## [Materials provided]
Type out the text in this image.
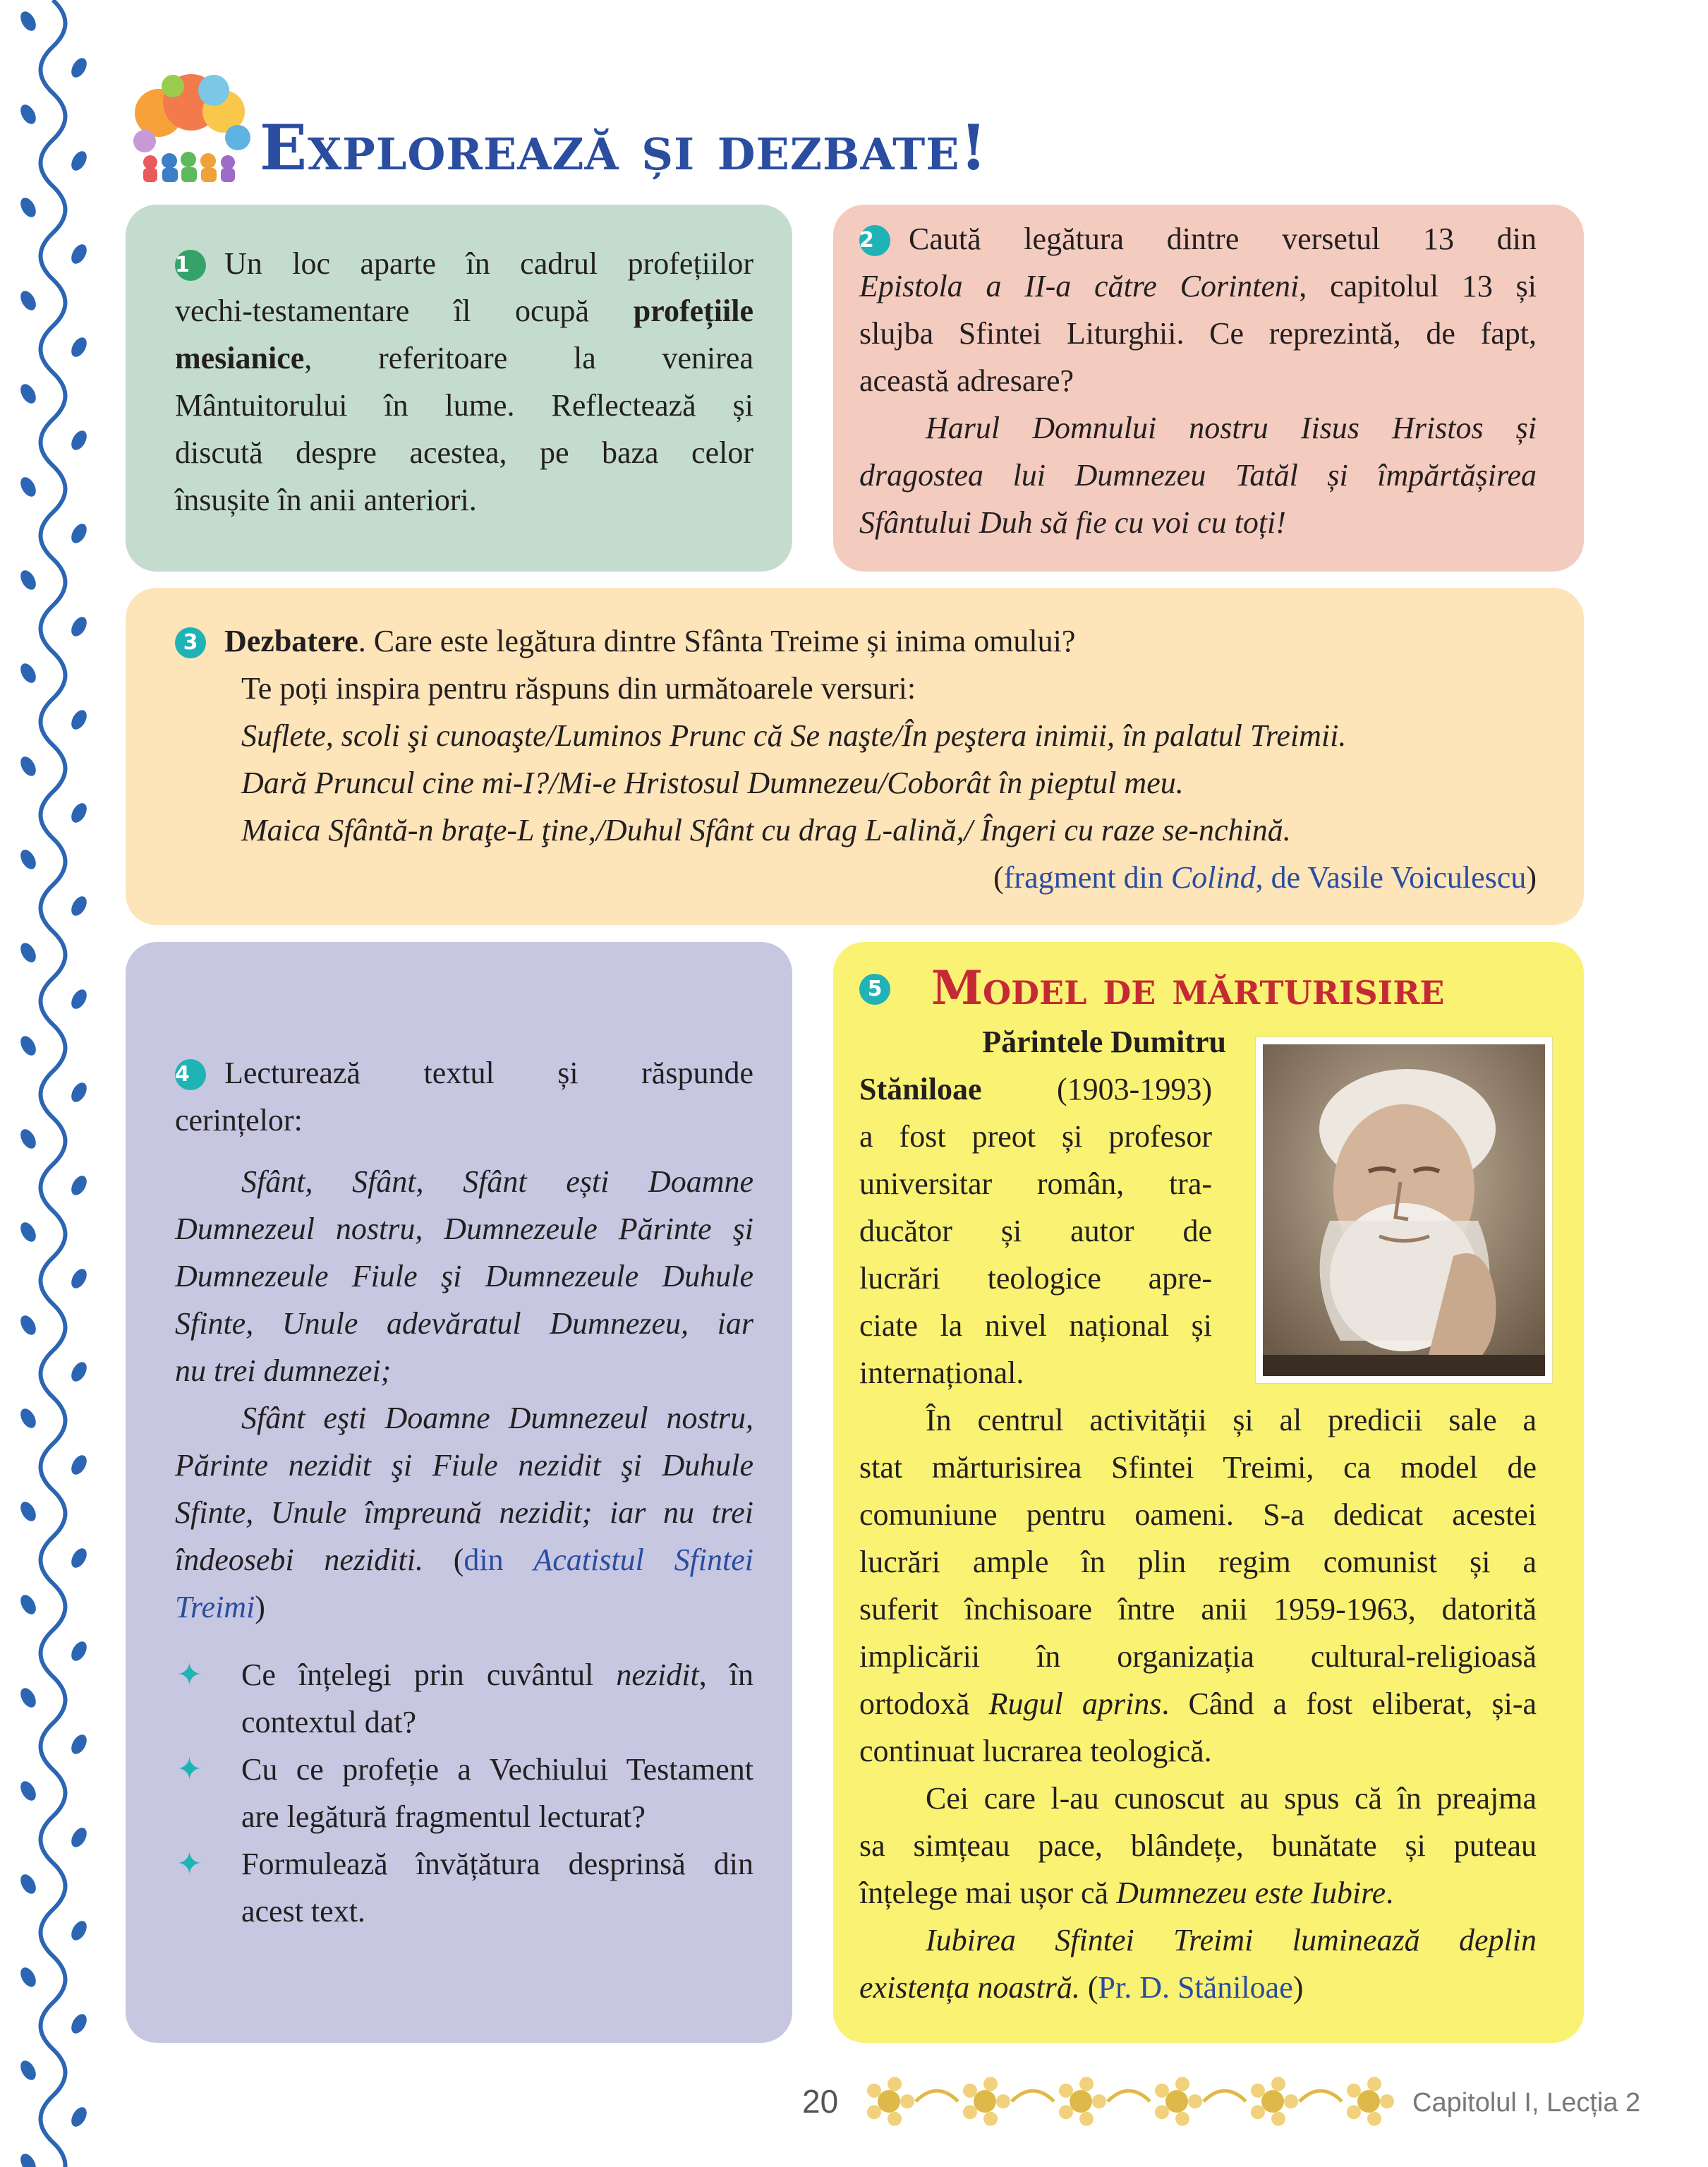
Explorează și dezbate!
1 Un loc aparte în cadrul profețiilor
vechi-testamentare îl ocupă profețiile
mesianice, referitoare la venirea
Mântuitorului în lume. Reflectează și
discută despre acestea, pe baza celor
însușite în anii anteriori.
2 Caută legătura dintre versetul 13 din
Epistola a II-a către Corinteni, capitolul 13 și
slujba Sfintei Liturghii. Ce reprezintă, de fapt,
această adresare?
Harul Domnului nostru Iisus Hristos și
dragostea lui Dumnezeu Tatăl și împărtășirea
Sfântului Duh să fie cu voi cu toți!
3 Dezbatere. Care este legătura dintre Sfânta Treime și inima omului?
Te poți inspira pentru răspuns din următoarele versuri:
Suflete, scoli şi cunoaşte/Luminos Prunc că Se naşte/În peştera inimii, în palatul Treimii.
Dară Pruncul cine mi-I?/Mi-e Hristosul Dumnezeu/Coborât în pieptul meu.
Maica Sfântă-n braţe-L ţine,/Duhul Sfânt cu drag L-alină,/ Îngeri cu raze se-nchină.
(fragment din Colind, de Vasile Voiculescu)
4 Lecturează textul și răspunde
cerințelor:
Sfânt, Sfânt, Sfânt ești Doamne
Dumnezeul nostru, Dumnezeule Părinte şi
Dumnezeule Fiule şi Dumnezeule Duhule
Sfinte, Unule adevăratul Dumnezeu, iar
nu trei dumnezei;
Sfânt eşti Doamne Dumnezeul nostru,
Părinte nezidit şi Fiule nezidit şi Duhule
Sfinte, Unule împreună nezidit; iar nu trei
îndeosebi neziditi. (din Acatistul Sfintei
Treimi)
✦
✦
✦
Ce înțelegi prin cuvântul nezidit, în
contextul dat?
Cu ce profeție a Vechiului Testament
are legătură fragmentul lecturat?
Formulează învățătura desprinsă din
acest text.
5 Model de mărturisire
Părintele Dumitru
Stăniloae (1903-1993)
a fost preot și profesor
universitar român, tra-
ducător și autor de
lucrări teologice apre-
ciate la nivel național și
internațional.
În centrul activității și al predicii sale a
stat mărturisirea Sfintei Treimi, ca model de
comuniune pentru oameni. S-a dedicat acestei
lucrări ample în plin regim comunist și a
suferit închisoare între anii 1959-1963, datorită
implicării în organizația cultural-religioasă
ortodoxă Rugul aprins. Când a fost eliberat, și-a
continuat lucrarea teologică.
Cei care l-au cunoscut au spus că în preajma
sa simțeau pace, blândețe, bunătate și puteau
înțelege mai ușor că Dumnezeu este Iubire.
Iubirea Sfintei Treimi luminează deplin
existența noastră. (Pr. D. Stăniloae)
20	Capitolul I, Lecția 2
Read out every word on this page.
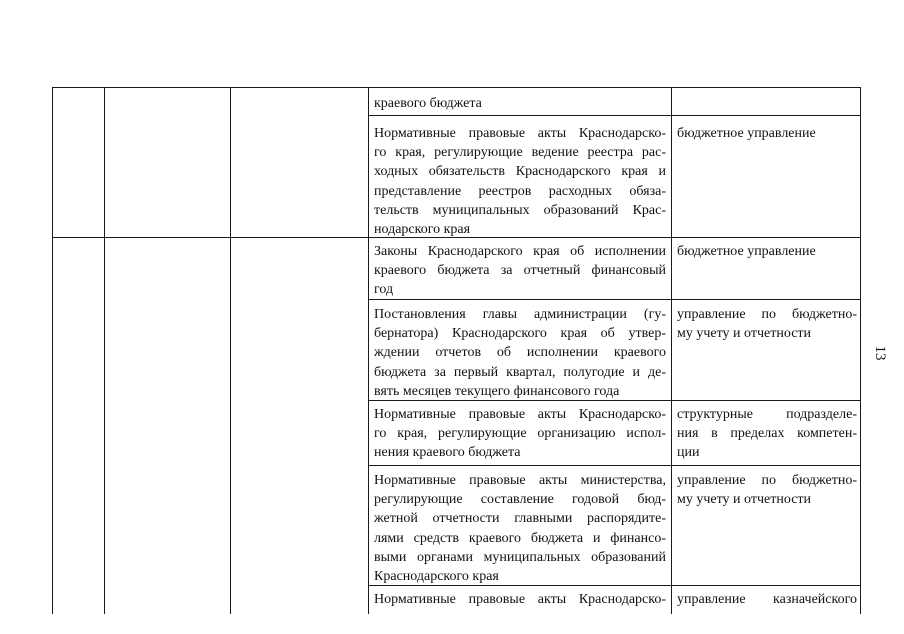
краевого бюджета
Нормативные правовые акты Краснодарско-
го края, регулирующие ведение реестра рас-
ходных обязательств Краснодарского края и
представление реестров расходных обяза-
тельств муниципальных образований Крас-
нодарского края
бюджетное управление
Законы Краснодарского края об исполнении
краевого бюджета за отчетный финансовый
год
бюджетное управление
Постановления главы администрации (гу-
бернатора) Краснодарского края об утвер-
ждении отчетов об исполнении краевого
бюджета за первый квартал, полугодие и де-
вять месяцев текущего финансового года
управление по бюджетно-
му учету и отчетности
Нормативные правовые акты Краснодарско-
го края, регулирующие организацию испол-
нения краевого бюджета
структурные подразделе-
ния в пределах компетен-
ции
Нормативные правовые акты министерства,
регулирующие составление годовой бюд-
жетной отчетности главными распорядите-
лями средств краевого бюджета и финансо-
выми органами муниципальных образований
Краснодарского края
управление по бюджетно-
му учету и отчетности
Нормативные правовые акты Краснодарско- управление казначейского
13
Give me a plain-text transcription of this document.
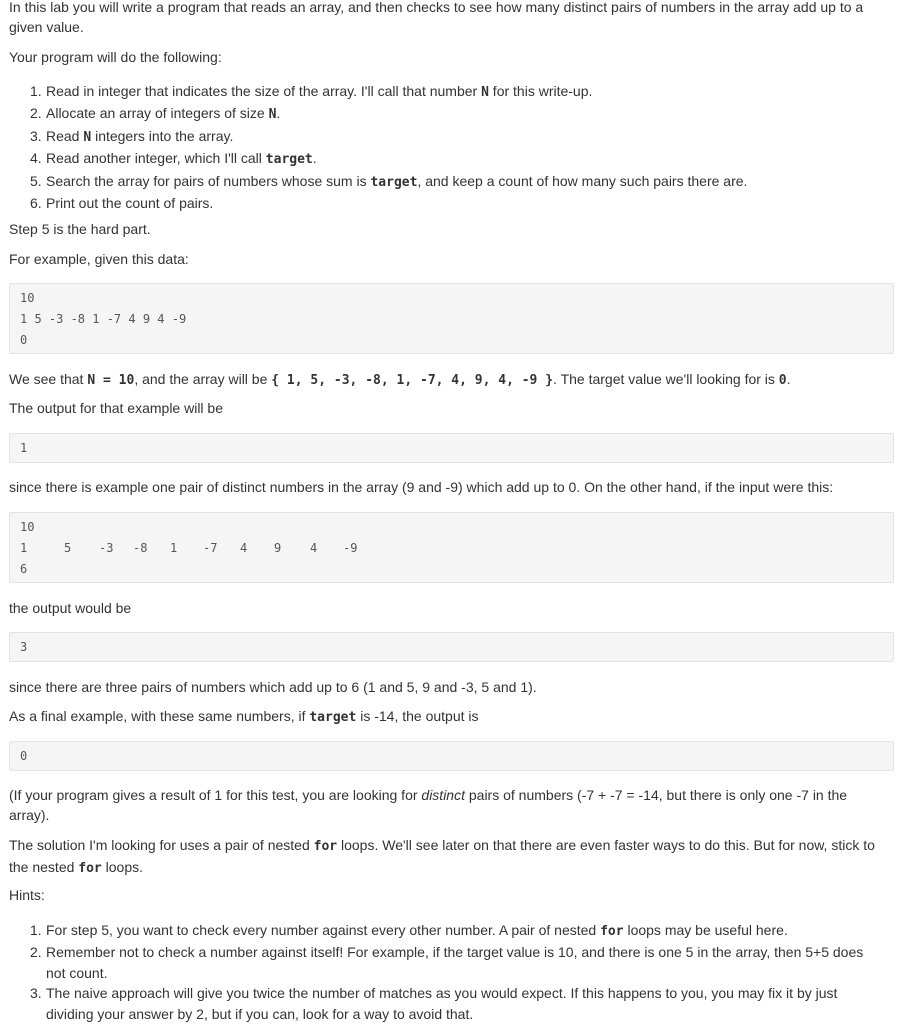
In this lab you will write a program that reads an array, and then checks to see how many distinct pairs of numbers in the array add up to a given value.

Your program will do the following:

1. Read in integer that indicates the size of the array. I'll call that number N for this write-up.
2. Allocate an array of integers of size N.
3. Read N integers into the array.
4. Read another integer, which I'll call target.
5. Search the array for pairs of numbers whose sum is target, and keep a count of how many such pairs there are.
6. Print out the count of pairs.

Step 5 is the hard part.

For example, given this data:

10
1 5 -3 -8 1 -7 4 9 4 -9
0

We see that N = 10, and the array will be { 1, 5, -3, -8, 1, -7, 4, 9, 4, -9 }. The target value we'll looking for is 0.

The output for that example will be

1

since there is example one pair of distinct numbers in the array (9 and -9) which add up to 0. On the other hand, if the input were this:

10
1	5 -3 -8 1 -7 4 9 4 -9
6

the output would be

3

since there are three pairs of numbers which add up to 6 (1 and 5, 9 and -3, 5 and 1).

As a final example, with these same numbers, if target is -14, the output is

0

(If your program gives a result of 1 for this test, you are looking for distinct pairs of numbers (-7 + -7 = -14, but there is only one -7 in the array).

The solution I'm looking for uses a pair of nested for loops. We'll see later on that there are even faster ways to do this. But for now, stick to the nested for loops.

Hints:

1. For step 5, you want to check every number against every other number. A pair of nested for loops may be useful here.
2. Remember not to check a number against itself! For example, if the target value is 10, and there is one 5 in the array, then 5+5 does not count.
3. The naive approach will give you twice the number of matches as you would expect. If this happens to you, you may fix it by just dividing your answer by 2, but if you can, look for a way to avoid that.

## [Do this]
Find the word "legătura" in the entries, and copy every line it shows up in.

## [Answer to the problem]
2 Caută legătura dintre versetul 13 din
3 Dezbatere. Care este legătura dintre Sfânta Treime și inima omului?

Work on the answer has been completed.